Instructions for the task: Restate the entries below verbatim.

[Records from a data source]
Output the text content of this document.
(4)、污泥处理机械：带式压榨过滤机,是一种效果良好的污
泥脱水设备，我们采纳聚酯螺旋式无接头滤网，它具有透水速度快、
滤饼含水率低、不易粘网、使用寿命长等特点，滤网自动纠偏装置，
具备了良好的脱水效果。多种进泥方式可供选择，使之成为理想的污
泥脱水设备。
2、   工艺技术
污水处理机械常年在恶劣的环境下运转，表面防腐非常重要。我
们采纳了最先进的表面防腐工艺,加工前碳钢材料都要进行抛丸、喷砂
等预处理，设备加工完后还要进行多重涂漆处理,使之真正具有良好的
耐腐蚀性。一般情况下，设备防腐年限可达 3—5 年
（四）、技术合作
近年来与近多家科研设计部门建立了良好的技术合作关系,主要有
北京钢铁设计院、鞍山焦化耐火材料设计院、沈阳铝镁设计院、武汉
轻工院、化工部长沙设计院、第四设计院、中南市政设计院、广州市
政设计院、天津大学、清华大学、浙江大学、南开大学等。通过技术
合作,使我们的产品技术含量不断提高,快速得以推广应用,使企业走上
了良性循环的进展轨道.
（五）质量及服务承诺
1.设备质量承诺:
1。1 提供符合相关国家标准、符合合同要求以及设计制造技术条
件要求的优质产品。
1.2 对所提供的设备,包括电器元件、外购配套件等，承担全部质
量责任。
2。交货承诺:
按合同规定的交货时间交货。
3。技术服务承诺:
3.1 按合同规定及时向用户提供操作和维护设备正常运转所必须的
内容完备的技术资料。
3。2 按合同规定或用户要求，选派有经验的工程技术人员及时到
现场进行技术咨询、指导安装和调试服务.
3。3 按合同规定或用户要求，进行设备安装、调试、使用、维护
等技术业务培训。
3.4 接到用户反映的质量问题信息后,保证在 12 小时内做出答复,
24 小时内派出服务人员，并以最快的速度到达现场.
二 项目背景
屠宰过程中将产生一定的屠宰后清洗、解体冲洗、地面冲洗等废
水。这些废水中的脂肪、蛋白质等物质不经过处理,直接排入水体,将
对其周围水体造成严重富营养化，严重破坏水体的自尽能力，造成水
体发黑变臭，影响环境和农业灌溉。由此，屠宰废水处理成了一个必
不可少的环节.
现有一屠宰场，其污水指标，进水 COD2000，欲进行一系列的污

Completed task:
Output the text content of this document.
(4)、污泥处理机械：带式压榨过滤机,是一种效果良好的污
泥脱水设备，我们采纳聚酯螺旋式无接头滤网，它具有透水速度快、
滤饼含水率低、不易粘网、使用寿命长等特点，滤网自动纠偏装置，
具备了良好的脱水效果。多种进泥方式可供选择，使之成为理想的污
泥脱水设备。
2、   工艺技术
污水处理机械常年在恶劣的环境下运转，表面防腐非常重要。我
们采纳了最先进的表面防腐工艺,加工前碳钢材料都要进行抛丸、喷砂
等预处理，设备加工完后还要进行多重涂漆处理,使之真正具有良好的
耐腐蚀性。一般情况下，设备防腐年限可达 3—5 年
（四）、技术合作
近年来与近多家科研设计部门建立了良好的技术合作关系,主要有
北京钢铁设计院、鞍山焦化耐火材料设计院、沈阳铝镁设计院、武汉
轻工院、化工部长沙设计院、第四设计院、中南市政设计院、广州市
政设计院、天津大学、清华大学、浙江大学、南开大学等。通过技术
合作,使我们的产品技术含量不断提高,快速得以推广应用,使企业走上
了良性循环的进展轨道.
（五）质量及服务承诺
1.设备质量承诺:
1。1 提供符合相关国家标准、符合合同要求以及设计制造技术条
件要求的优质产品。
1.2 对所提供的设备,包括电器元件、外购配套件等，承担全部质
量责任。
2。交货承诺:
按合同规定的交货时间交货。
3。技术服务承诺:
3.1 按合同规定及时向用户提供操作和维护设备正常运转所必须的
内容完备的技术资料。
3。2 按合同规定或用户要求，选派有经验的工程技术人员及时到
现场进行技术咨询、指导安装和调试服务.
3。3 按合同规定或用户要求，进行设备安装、调试、使用、维护
等技术业务培训。
3.4 接到用户反映的质量问题信息后,保证在 12 小时内做出答复,
24 小时内派出服务人员，并以最快的速度到达现场.
二 项目背景
屠宰过程中将产生一定的屠宰后清洗、解体冲洗、地面冲洗等废
水。这些废水中的脂肪、蛋白质等物质不经过处理,直接排入水体,将
对其周围水体造成严重富营养化，严重破坏水体的自尽能力，造成水
体发黑变臭，影响环境和农业灌溉。由此，屠宰废水处理成了一个必
不可少的环节.
现有一屠宰场，其污水指标，进水 COD2000，欲进行一系列的污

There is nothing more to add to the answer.